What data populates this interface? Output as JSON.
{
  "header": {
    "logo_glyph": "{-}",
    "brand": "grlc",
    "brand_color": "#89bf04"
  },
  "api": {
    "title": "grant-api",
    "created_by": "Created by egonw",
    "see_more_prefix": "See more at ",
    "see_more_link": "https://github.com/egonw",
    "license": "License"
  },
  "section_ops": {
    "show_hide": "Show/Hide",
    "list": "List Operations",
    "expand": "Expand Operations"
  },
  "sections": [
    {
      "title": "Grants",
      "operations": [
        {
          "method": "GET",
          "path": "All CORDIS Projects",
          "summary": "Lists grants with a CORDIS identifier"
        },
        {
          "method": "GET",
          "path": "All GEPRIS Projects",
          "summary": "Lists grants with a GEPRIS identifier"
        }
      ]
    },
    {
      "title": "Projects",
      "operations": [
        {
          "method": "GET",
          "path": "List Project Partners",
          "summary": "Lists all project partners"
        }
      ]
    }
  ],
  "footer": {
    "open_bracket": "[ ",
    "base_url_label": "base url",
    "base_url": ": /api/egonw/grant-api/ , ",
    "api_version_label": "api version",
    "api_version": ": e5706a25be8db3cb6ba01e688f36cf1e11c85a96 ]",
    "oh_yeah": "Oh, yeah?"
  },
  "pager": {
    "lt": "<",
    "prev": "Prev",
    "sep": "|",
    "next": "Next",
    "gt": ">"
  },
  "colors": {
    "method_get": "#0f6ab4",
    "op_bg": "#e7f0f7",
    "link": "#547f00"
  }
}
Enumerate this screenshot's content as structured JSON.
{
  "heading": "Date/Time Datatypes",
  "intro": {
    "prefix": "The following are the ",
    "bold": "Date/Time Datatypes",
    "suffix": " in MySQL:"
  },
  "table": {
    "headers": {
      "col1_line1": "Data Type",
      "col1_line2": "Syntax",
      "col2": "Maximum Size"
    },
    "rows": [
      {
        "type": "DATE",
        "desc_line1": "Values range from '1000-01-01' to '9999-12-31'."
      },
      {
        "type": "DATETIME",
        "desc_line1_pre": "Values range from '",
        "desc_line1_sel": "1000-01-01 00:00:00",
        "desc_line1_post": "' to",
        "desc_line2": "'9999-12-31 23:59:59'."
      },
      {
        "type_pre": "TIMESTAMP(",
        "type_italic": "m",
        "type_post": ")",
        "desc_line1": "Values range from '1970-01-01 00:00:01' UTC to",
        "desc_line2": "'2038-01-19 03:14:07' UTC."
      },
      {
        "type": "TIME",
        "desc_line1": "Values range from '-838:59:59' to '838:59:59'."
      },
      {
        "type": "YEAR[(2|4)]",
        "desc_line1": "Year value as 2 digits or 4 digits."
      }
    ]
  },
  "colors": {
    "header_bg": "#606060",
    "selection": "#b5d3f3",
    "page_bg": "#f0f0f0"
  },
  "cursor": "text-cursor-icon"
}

__Exercise objective__
Transcribe the entire listing above precisely.

__Reply to the task__
What data populates this interface? Output as JSON.
{
  "header": {
    "logo_glyph": "{-}",
    "brand": "grlc",
    "brand_color": "#89bf04"
  },
  "api": {
    "title": "grant-api",
    "created_by": "Created by egonw",
    "see_more_prefix": "See more at ",
    "see_more_link": "https://github.com/egonw",
    "license": "License"
  },
  "section_ops": {
    "show_hide": "Show/Hide",
    "list": "List Operations",
    "expand": "Expand Operations"
  },
  "sections": [
    {
      "title": "Grants",
      "operations": [
        {
          "method": "GET",
          "path": "All CORDIS Projects",
          "summary": "Lists grants with a CORDIS identifier"
        },
        {
          "method": "GET",
          "path": "All GEPRIS Projects",
          "summary": "Lists grants with a GEPRIS identifier"
        }
      ]
    },
    {
      "title": "Projects",
      "operations": [
        {
          "method": "GET",
          "path": "List Project Partners",
          "summary": "Lists all project partners"
        }
      ]
    }
  ],
  "footer": {
    "open_bracket": "[ ",
    "base_url_label": "base url",
    "base_url": ": /api/egonw/grant-api/ , ",
    "api_version_label": "api version",
    "api_version": ": e5706a25be8db3cb6ba01e688f36cf1e11c85a96 ]",
    "oh_yeah": "Oh, yeah?"
  },
  "pager": {
    "lt": "<",
    "prev": "Prev",
    "sep": "|",
    "next": "Next",
    "gt": ">"
  },
  "colors": {
    "method_get": "#0f6ab4",
    "op_bg": "#e7f0f7",
    "link": "#547f00"
  }
}
Enumerate this screenshot's content as structured JSON.
{
  "heading": "Date/Time Datatypes",
  "intro": {
    "prefix": "The following are the ",
    "bold": "Date/Time Datatypes",
    "suffix": " in MySQL:"
  },
  "table": {
    "headers": {
      "col1_line1": "Data Type",
      "col1_line2": "Syntax",
      "col2": "Maximum Size"
    },
    "rows": [
      {
        "type": "DATE",
        "desc_line1": "Values range from '1000-01-01' to '9999-12-31'."
      },
      {
        "type": "DATETIME",
        "desc_line1_pre": "Values range from '",
        "desc_line1_sel": "1000-01-01 00:00:00",
        "desc_line1_post": "' to",
        "desc_line2": "'9999-12-31 23:59:59'."
      },
      {
        "type_pre": "TIMESTAMP(",
        "type_italic": "m",
        "type_post": ")",
        "desc_line1": "Values range from '1970-01-01 00:00:01' UTC to",
        "desc_line2": "'2038-01-19 03:14:07' UTC."
      },
      {
        "type": "TIME",
        "desc_line1": "Values range from '-838:59:59' to '838:59:59'."
      },
      {
        "type": "YEAR[(2|4)]",
        "desc_line1": "Year value as 2 digits or 4 digits."
      }
    ]
  },
  "colors": {
    "header_bg": "#606060",
    "selection": "#b5d3f3",
    "page_bg": "#f0f0f0"
  },
  "cursor": "text-cursor-icon"
}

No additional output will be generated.